- **DIRECTIONS FOR THIS TASK**: Could you copy the lines from the one containing "Where is each" through the one containing "arrow-down-icon — [873, 676, 881, 691]", both ends included, word for word and without the pictures?

- **DATA IN THIS EXERCISE**:
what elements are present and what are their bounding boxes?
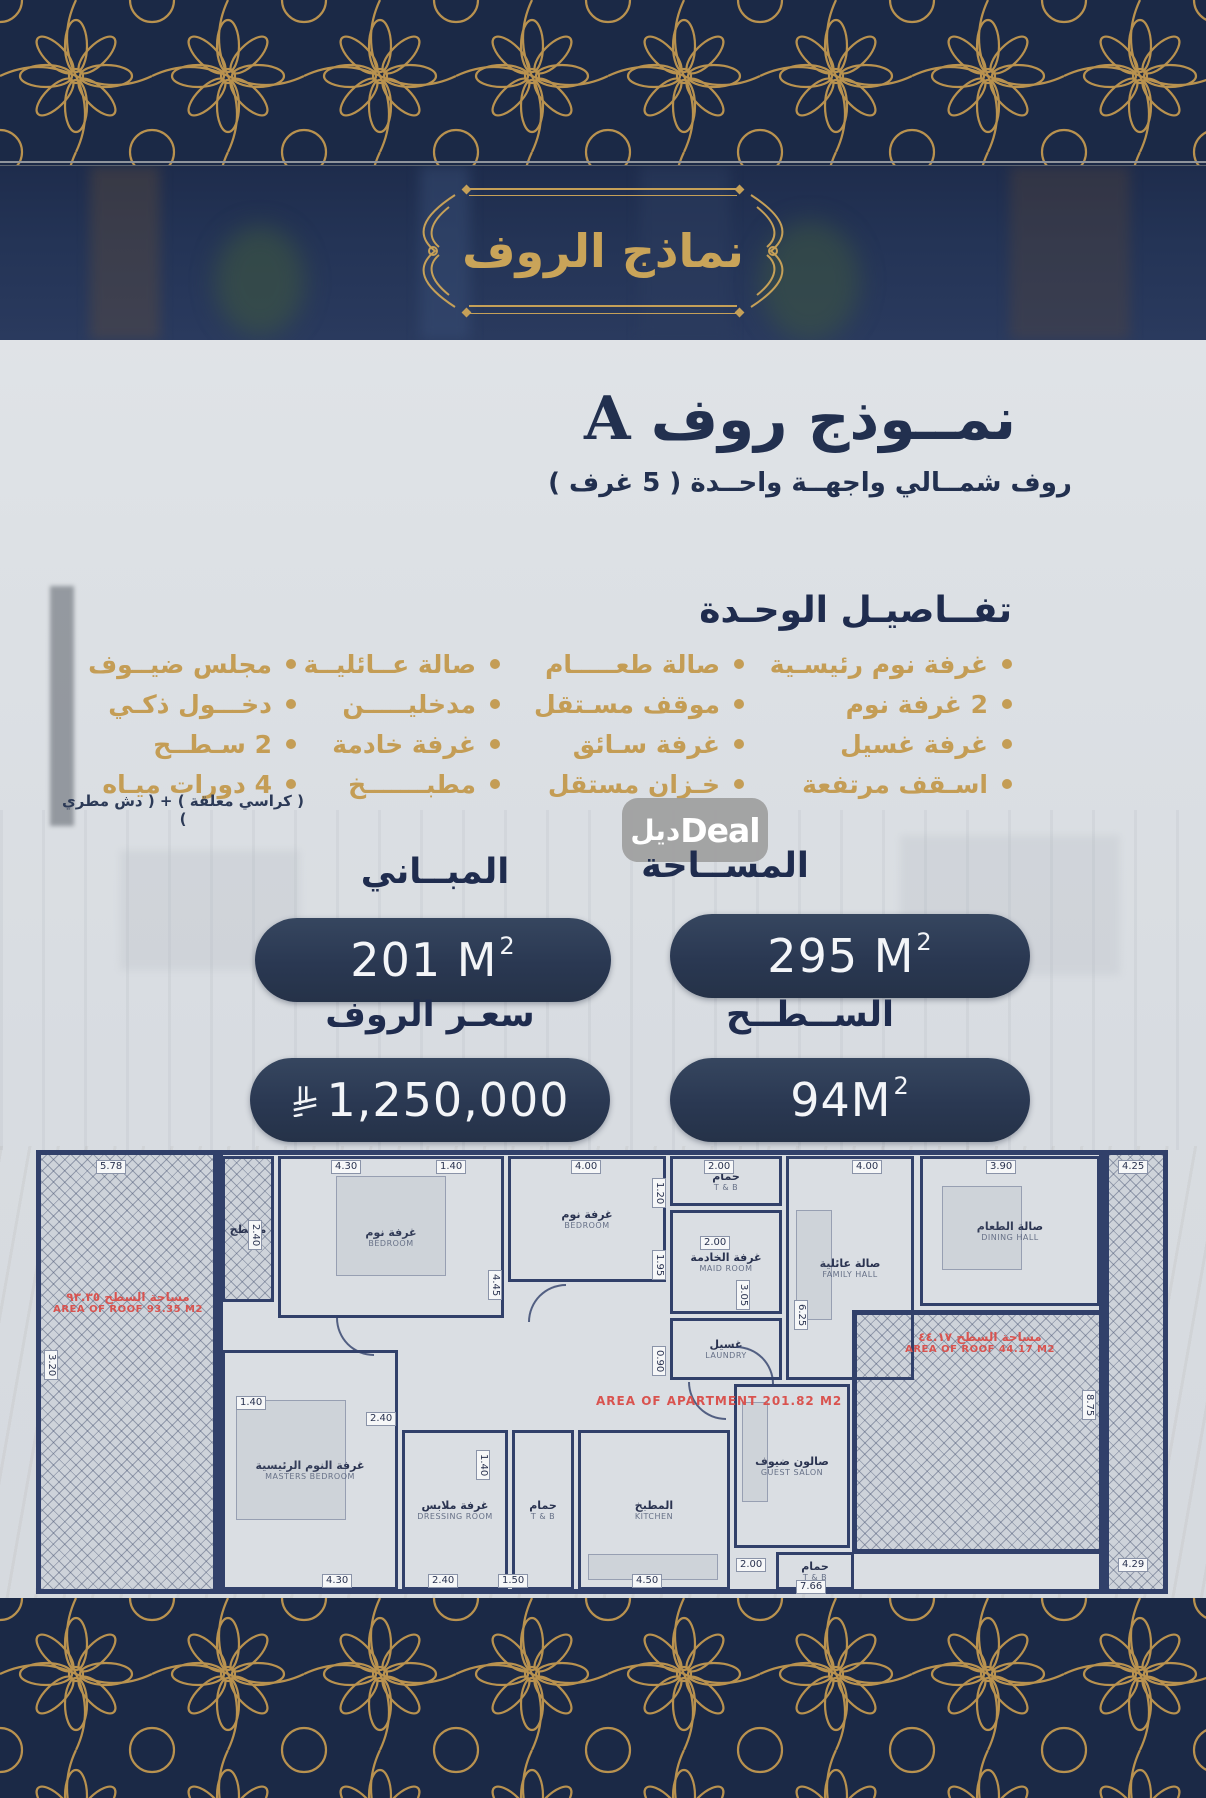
...
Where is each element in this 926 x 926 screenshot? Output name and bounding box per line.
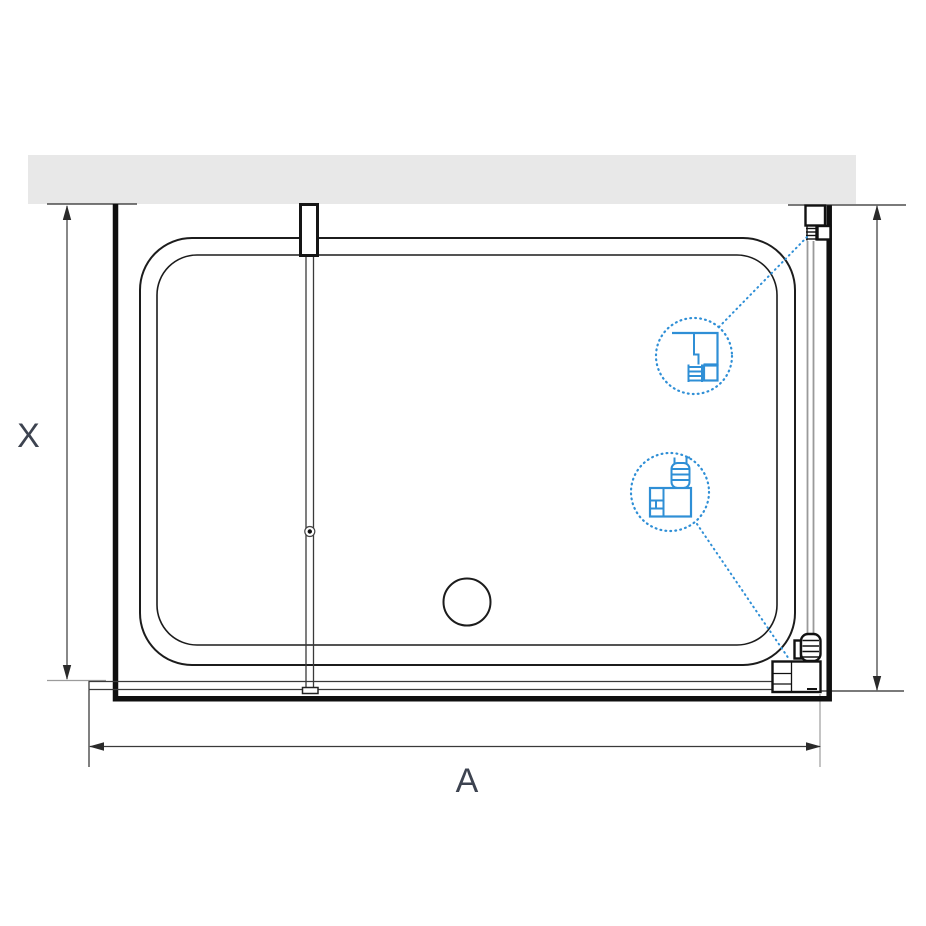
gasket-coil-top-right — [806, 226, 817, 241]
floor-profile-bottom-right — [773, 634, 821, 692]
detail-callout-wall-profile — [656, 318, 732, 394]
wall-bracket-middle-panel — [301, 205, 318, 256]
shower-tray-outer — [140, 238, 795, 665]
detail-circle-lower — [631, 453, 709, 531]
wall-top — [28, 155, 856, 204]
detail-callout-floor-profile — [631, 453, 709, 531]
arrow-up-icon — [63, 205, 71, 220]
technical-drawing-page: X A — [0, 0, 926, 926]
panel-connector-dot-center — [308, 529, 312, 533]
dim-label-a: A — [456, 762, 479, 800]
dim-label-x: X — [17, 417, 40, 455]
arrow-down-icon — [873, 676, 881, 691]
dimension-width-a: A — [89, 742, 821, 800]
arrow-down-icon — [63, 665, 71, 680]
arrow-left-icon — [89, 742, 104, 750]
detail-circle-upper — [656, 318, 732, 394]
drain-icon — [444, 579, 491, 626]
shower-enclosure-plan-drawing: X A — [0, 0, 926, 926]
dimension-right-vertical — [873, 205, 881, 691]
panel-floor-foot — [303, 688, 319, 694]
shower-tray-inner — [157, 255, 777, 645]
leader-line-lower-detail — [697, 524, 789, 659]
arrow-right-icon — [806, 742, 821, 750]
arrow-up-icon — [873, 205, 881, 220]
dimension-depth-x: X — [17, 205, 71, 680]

- **EXERCISE RESPONSE**:
Where is each element in this 926 x 926 screenshot? Output name and bounding box per line.
gasket-coil-top-right — [806, 226, 817, 241]
floor-profile-bottom-right — [773, 634, 821, 692]
detail-callout-wall-profile — [656, 318, 732, 394]
wall-bracket-middle-panel — [301, 205, 318, 256]
shower-tray-outer — [140, 238, 795, 665]
detail-circle-lower — [631, 453, 709, 531]
wall-top — [28, 155, 856, 204]
detail-callout-floor-profile — [631, 453, 709, 531]
arrow-up-icon — [63, 205, 71, 220]
technical-drawing-page: X A — [0, 0, 926, 926]
panel-connector-dot-center — [308, 529, 312, 533]
dim-label-a: A — [456, 762, 479, 800]
dim-label-x: X — [17, 417, 40, 455]
arrow-down-icon — [873, 676, 881, 691]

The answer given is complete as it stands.